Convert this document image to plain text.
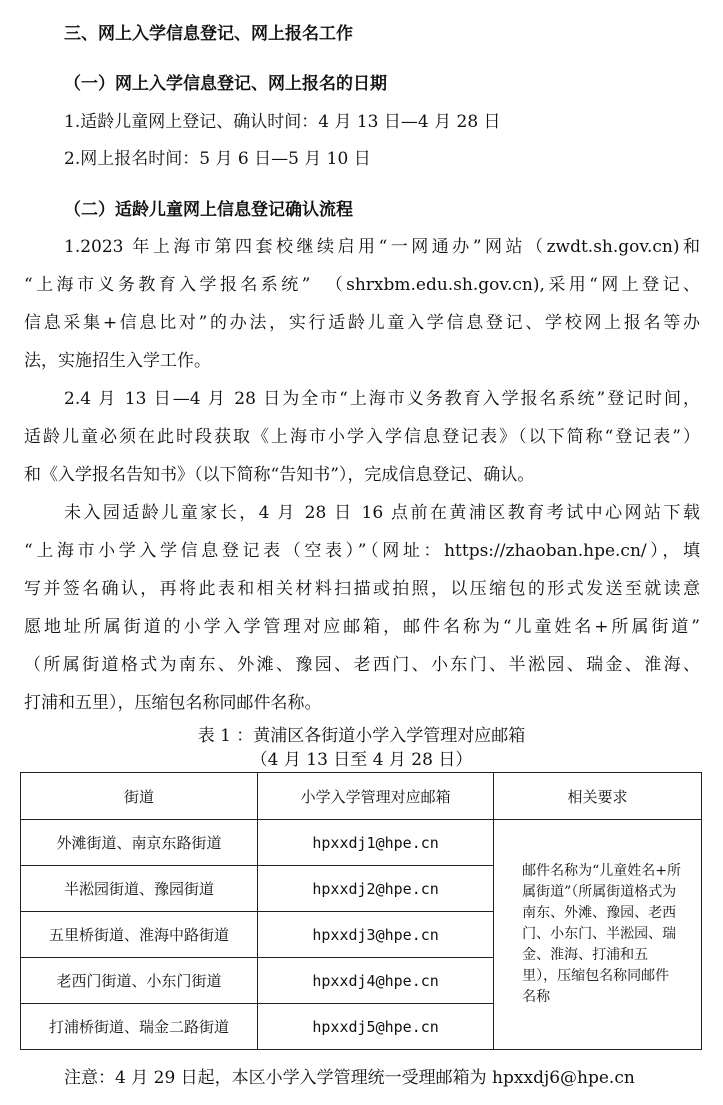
三、网上入学信息登记、网上报名工作
（一）网上入学信息登记、网上报名的日期
1.适龄儿童网上登记、确认时间：4 月 13 日—4 月 28 日
2.网上报名时间：5 月 6 日—5 月 10 日
（二）适龄儿童网上信息登记确认流程
1.2023 年上海市第四套校继续启用“一网通办”网站（zwdt.sh.gov.cn)和
“上海市义务教育入学报名系统”　（shrxbm.edu.sh.gov.cn),采用“网上登记、
信息采集+信息比对”的办法，实行适龄儿童入学信息登记、学校网上报名等办
法，实施招生入学工作。
2.4 月 13 日—4 月 28 日为全市“上海市义务教育入学报名系统”登记时间，
适龄儿童必须在此时段获取《上海市小学入学信息登记表》（以下简称“登记表”）
和《入学报名告知书》（以下简称“告知书”），完成信息登记、确认。
未入园适龄儿童家长，4 月 28 日 16 点前在黄浦区教育考试中心网站下载
“上海市小学入学信息登记表（空表）”（网址：https://zhaoban.hpe.cn/），填
写并签名确认，再将此表和相关材料扫描或拍照，以压缩包的形式发送至就读意
愿地址所属街道的小学入学管理对应邮箱，邮件名称为“儿童姓名+所属街道”
（所属街道格式为南东、外滩、豫园、老西门、小东门、半淞园、瑞金、淮海、
打浦和五里），压缩包名称同邮件名称。
表 1 ：黄浦区各街道小学入学管理对应邮箱
（4 月 13 日至 4 月 28 日）
街道	小学入学管理对应邮箱	相关要求
外滩街道、南京东路街道	hpxxdj1@hpe.cn	邮件名称为“儿童姓名+所属街道”（所属街道格式为南东、外滩、豫园、老西门、小东门、半淞园、瑞金、淮海、打浦和五里），压缩包名称同邮件名称

半淞园街道、豫园街道	hpxxdj2@hpe.cn	
五里桥街道、淮海中路街道	hpxxdj3@hpe.cn	
老西门街道、小东门街道	hpxxdj4@hpe.cn	
打浦桥街道、瑞金二路街道	hpxxdj5@hpe.cn	
注意：4 月 29 日起，本区小学入学管理统一受理邮箱为 hpxxdj6@hpe.cn
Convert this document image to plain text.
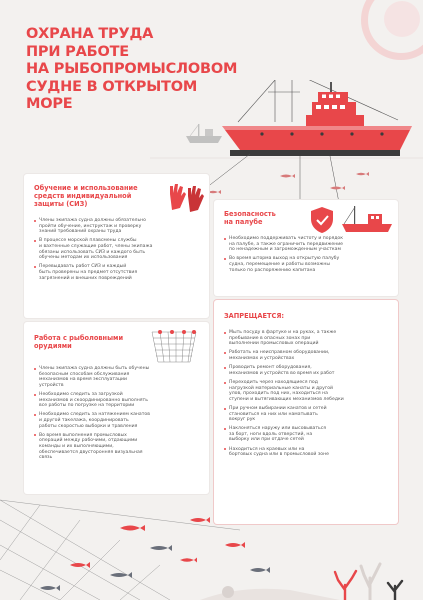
ОХРАНА ТРУДА
ПРИ РАБОТЕ
НА РЫБОПРОМЫСЛОВОМ
СУДНЕ В ОТКРЫТОМ
МОРЕ
Обучение и использование
средств индивидуальной
защиты (СИЗ)
Члены экипажа судна должны обязательно
пройти обучение, инструктаж и проверку
знаний требований охраны труда
В процессе морской плавсмены службы
и вахтенные служащие работ, члены экипажа
обязаны использовать СИЗ и каждого быть
обучены методам их использования
Перевыдавать работ СИЗ и каждый
быть проверены на предмет отсутствия
загрязнений и внешних повреждений
Безопасность
на палубе
Необходимо поддерживать чистоту и порядок
на палубе, а также ограничить передвижение
по ненадежным и загроможденным участкам
Во время шторма выход на открытую палубу
судна, перемещение и работы возможны
только по распоряжению капитана
Работа с рыболовными
орудиями
Члены экипажа судна должны быть обучены
безопасным способам обслуживания
механизмов на время эксплуатации
устройств
Необходимо следить за загрузкой
механизмов и скоординированно выполнять
все работы по погрузке на территории
Необходимо следить за натяжением канатов
и другой такелажа, координировать
работы скоростью выборки и травления
Во время выполнения промысловых
операций между рабочими, отдающими
команды и их выполняющими,
обеспечивается двусторонняя визуальная
связь
ЗАПРЕЩАЕТСЯ:
Мыть посуду в фартуке и на руках, а также
пребывание в опасных зонах при
выполнении промысловых операций
Работать на неисправном оборудовании,
механизмах и устройствах
Проводить ремонт оборудования,
механизмов и устройств во время их работ
Переходить через находящиеся под
нагрузкой материальные канаты и другой
улов, проходить под них, находиться на
ступени и вытягивающих механизмов лебедки
При ручном выбирании канатов и сетей
становиться на них или наматывать
вокруг рук
Наклоняться наружу или высовываться
за борт, ноги вдоль отверстий, на
выборку или при отдаче сетей
Находиться на краевых или на
бортовых судна или в промысловой зоне
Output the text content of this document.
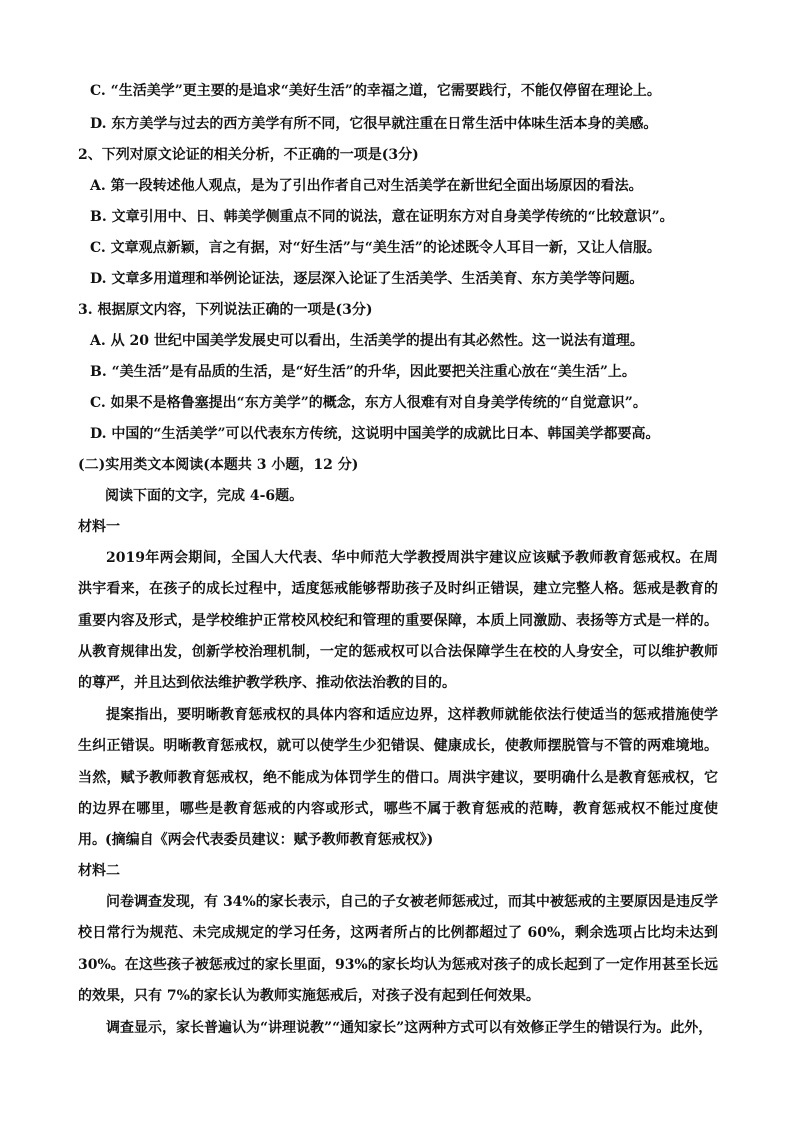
C. “生活美学”更主要的是追求“美好生活”的幸福之道，它需要践行，不能仅停留在理论上。
D. 东方美学与过去的西方美学有所不同，它很早就注重在日常生活中体味生活本身的美感。
2、下列对原文论证的相关分析，不正确的一项是(3分)
A. 第一段转述他人观点，是为了引出作者自己对生活美学在新世纪全面出场原因的看法。
B. 文章引用中、日、韩美学侧重点不同的说法，意在证明东方对自身美学传统的“比较意识”。
C. 文章观点新颖，言之有据，对“好生活”与“美生活”的论述既令人耳目一新，又让人信服。
D. 文章多用道理和举例论证法，逐层深入论证了生活美学、生活美育、东方美学等问题。
3. 根据原文内容，下列说法正确的一项是(3分)
A. 从 20 世纪中国美学发展史可以看出，生活美学的提出有其必然性。这一说法有道理。
B. “美生活”是有品质的生活，是“好生活”的升华，因此要把关注重心放在“美生活”上。
C. 如果不是格鲁塞提出“东方美学”的概念，东方人很难有对自身美学传统的“自觉意识”。
D. 中国的“生活美学”可以代表东方传统，这说明中国美学的成就比日本、韩国美学都要高。
(二)实用类文本阅读(本题共 3 小题，12 分)
阅读下面的文字，完成 4-6题。
材料一
2019年两会期间，全国人大代表、华中师范大学教授周洪宇建议应该赋予教师教育惩戒权。在周洪宇看来，在孩子的成长过程中，适度惩戒能够帮助孩子及时纠正错误，建立完整人格。惩戒是教育的重要内容及形式，是学校维护正常校风校纪和管理的重要保障，本质上同激励、表扬等方式是一样的。从教育规律出发，创新学校治理机制，一定的惩戒权可以合法保障学生在校的人身安全，可以维护教师的尊严，并且达到依法维护教学秩序、推动依法治教的目的。
提案指出，要明晰教育惩戒权的具体内容和适应边界，这样教师就能依法行使适当的惩戒措施使学生纠正错误。明晰教育惩戒权，就可以使学生少犯错误、健康成长，使教师摆脱管与不管的两难境地。当然，赋予教师教育惩戒权，绝不能成为体罚学生的借口。周洪宇建议，要明确什么是教育惩戒权，它的边界在哪里，哪些是教育惩戒的内容或形式，哪些不属于教育惩戒的范畴，教育惩戒权不能过度使用。 (摘编自《两会代表委员建议：赋予教师教育惩戒权》)
材料二
问卷调查发现，有 34%的家长表示，自己的子女被老师惩戒过，而其中被惩戒的主要原因是违反学校日常行为规范、未完成规定的学习任务，这两者所占的比例都超过了 60%，剩余选项占比均未达到 30%。在这些孩子被惩戒过的家长里面，93%的家长均认为惩戒对孩子的成长起到了一定作用甚至长远的效果，只有 7%的家长认为教师实施惩戒后，对孩子没有起到任何效果。
调查显示，家长普遍认为“讲理说教”“通知家长”这两种方式可以有效修正学生的错误行为。此外，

━━━━━━━━━━━━━━━━━━━━

**Set task:**
Look through the entries above and count each line holding "операций"; report the count alone.

**Solution:**
2